### Task requirements:
Reproduce the whole listing, character for character.

[Lines of data]
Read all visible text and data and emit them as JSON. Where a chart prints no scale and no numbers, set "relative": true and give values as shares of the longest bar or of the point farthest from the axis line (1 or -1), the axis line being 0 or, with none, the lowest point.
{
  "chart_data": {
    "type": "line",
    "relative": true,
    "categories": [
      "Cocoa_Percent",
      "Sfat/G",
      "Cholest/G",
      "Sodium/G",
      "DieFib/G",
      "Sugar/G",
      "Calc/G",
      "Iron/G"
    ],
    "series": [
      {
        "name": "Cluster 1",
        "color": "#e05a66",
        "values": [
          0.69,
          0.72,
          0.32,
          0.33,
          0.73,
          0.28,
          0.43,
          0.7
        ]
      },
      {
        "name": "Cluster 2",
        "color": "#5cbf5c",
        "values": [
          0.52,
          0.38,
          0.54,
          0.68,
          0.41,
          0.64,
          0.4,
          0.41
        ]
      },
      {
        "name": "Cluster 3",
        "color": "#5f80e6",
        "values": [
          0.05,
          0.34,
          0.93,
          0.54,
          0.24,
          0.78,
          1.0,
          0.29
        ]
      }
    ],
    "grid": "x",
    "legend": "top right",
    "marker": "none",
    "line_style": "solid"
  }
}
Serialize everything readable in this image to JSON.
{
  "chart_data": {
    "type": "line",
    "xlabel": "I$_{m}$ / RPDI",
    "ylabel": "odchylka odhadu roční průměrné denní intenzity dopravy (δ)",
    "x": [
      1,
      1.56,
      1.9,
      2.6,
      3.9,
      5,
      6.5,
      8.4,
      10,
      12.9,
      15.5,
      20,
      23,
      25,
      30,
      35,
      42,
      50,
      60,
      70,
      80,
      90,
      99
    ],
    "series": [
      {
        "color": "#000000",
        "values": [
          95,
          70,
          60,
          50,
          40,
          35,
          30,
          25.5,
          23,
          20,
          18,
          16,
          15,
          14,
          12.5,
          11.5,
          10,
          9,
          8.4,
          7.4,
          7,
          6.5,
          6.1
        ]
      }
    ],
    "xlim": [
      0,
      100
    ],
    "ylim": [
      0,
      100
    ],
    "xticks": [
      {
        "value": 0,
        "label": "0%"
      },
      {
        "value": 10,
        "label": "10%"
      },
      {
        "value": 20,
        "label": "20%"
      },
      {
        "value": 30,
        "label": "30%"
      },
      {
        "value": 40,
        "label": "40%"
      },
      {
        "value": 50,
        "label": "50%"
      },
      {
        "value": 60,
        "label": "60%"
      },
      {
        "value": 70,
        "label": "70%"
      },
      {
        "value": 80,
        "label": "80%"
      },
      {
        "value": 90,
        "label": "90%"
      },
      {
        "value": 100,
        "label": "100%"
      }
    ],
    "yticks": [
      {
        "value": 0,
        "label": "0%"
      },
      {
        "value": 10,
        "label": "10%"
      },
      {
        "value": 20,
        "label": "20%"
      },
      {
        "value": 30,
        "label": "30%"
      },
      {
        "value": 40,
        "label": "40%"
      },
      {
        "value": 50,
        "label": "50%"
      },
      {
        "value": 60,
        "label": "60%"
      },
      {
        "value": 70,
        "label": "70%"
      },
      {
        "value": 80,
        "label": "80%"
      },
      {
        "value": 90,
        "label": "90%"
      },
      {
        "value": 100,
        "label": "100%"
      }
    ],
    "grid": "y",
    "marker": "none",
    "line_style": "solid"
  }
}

### Solution below:
Read all visible text and data and emit them as JSON. Where a chart prints no scale and no numbers, set "relative": true and give values as shares of the longest bar or of the point farthest from the axis line (1 or -1), the axis line being 0 or, with none, the lowest point.
{
  "chart_data": {
    "type": "line",
    "relative": true,
    "categories": [
      "Cocoa_Percent",
      "Sfat/G",
      "Cholest/G",
      "Sodium/G",
      "DieFib/G",
      "Sugar/G",
      "Calc/G",
      "Iron/G"
    ],
    "series": [
      {
        "name": "Cluster 1",
        "color": "#e05a66",
        "values": [
          0.69,
          0.72,
          0.32,
          0.33,
          0.73,
          0.28,
          0.43,
          0.7
        ]
      },
      {
        "name": "Cluster 2",
        "color": "#5cbf5c",
        "values": [
          0.52,
          0.38,
          0.54,
          0.68,
          0.41,
          0.64,
          0.4,
          0.41
        ]
      },
      {
        "name": "Cluster 3",
        "color": "#5f80e6",
        "values": [
          0.05,
          0.34,
          0.93,
          0.54,
          0.24,
          0.78,
          1.0,
          0.29
        ]
      }
    ],
    "grid": "x",
    "legend": "top right",
    "marker": "none",
    "line_style": "solid"
  }
}
Serialize everything readable in this image to JSON.
{
  "chart_data": {
    "type": "line",
    "xlabel": "I$_{m}$ / RPDI",
    "ylabel": "odchylka odhadu roční průměrné denní intenzity dopravy (δ)",
    "x": [
      1,
      1.56,
      1.9,
      2.6,
      3.9,
      5,
      6.5,
      8.4,
      10,
      12.9,
      15.5,
      20,
      23,
      25,
      30,
      35,
      42,
      50,
      60,
      70,
      80,
      90,
      99
    ],
    "series": [
      {
        "color": "#000000",
        "values": [
          95,
          70,
          60,
          50,
          40,
          35,
          30,
          25.5,
          23,
          20,
          18,
          16,
          15,
          14,
          12.5,
          11.5,
          10,
          9,
          8.4,
          7.4,
          7,
          6.5,
          6.1
        ]
      }
    ],
    "xlim": [
      0,
      100
    ],
    "ylim": [
      0,
      100
    ],
    "xticks": [
      {
        "value": 0,
        "label": "0%"
      },
      {
        "value": 10,
        "label": "10%"
      },
      {
        "value": 20,
        "label": "20%"
      },
      {
        "value": 30,
        "label": "30%"
      },
      {
        "value": 40,
        "label": "40%"
      },
      {
        "value": 50,
        "label": "50%"
      },
      {
        "value": 60,
        "label": "60%"
      },
      {
        "value": 70,
        "label": "70%"
      },
      {
        "value": 80,
        "label": "80%"
      },
      {
        "value": 90,
        "label": "90%"
      },
      {
        "value": 100,
        "label": "100%"
      }
    ],
    "yticks": [
      {
        "value": 0,
        "label": "0%"
      },
      {
        "value": 10,
        "label": "10%"
      },
      {
        "value": 20,
        "label": "20%"
      },
      {
        "value": 30,
        "label": "30%"
      },
      {
        "value": 40,
        "label": "40%"
      },
      {
        "value": 50,
        "label": "50%"
      },
      {
        "value": 60,
        "label": "60%"
      },
      {
        "value": 70,
        "label": "70%"
      },
      {
        "value": 80,
        "label": "80%"
      },
      {
        "value": 90,
        "label": "90%"
      },
      {
        "value": 100,
        "label": "100%"
      }
    ],
    "grid": "y",
    "marker": "none",
    "line_style": "solid"
  }
}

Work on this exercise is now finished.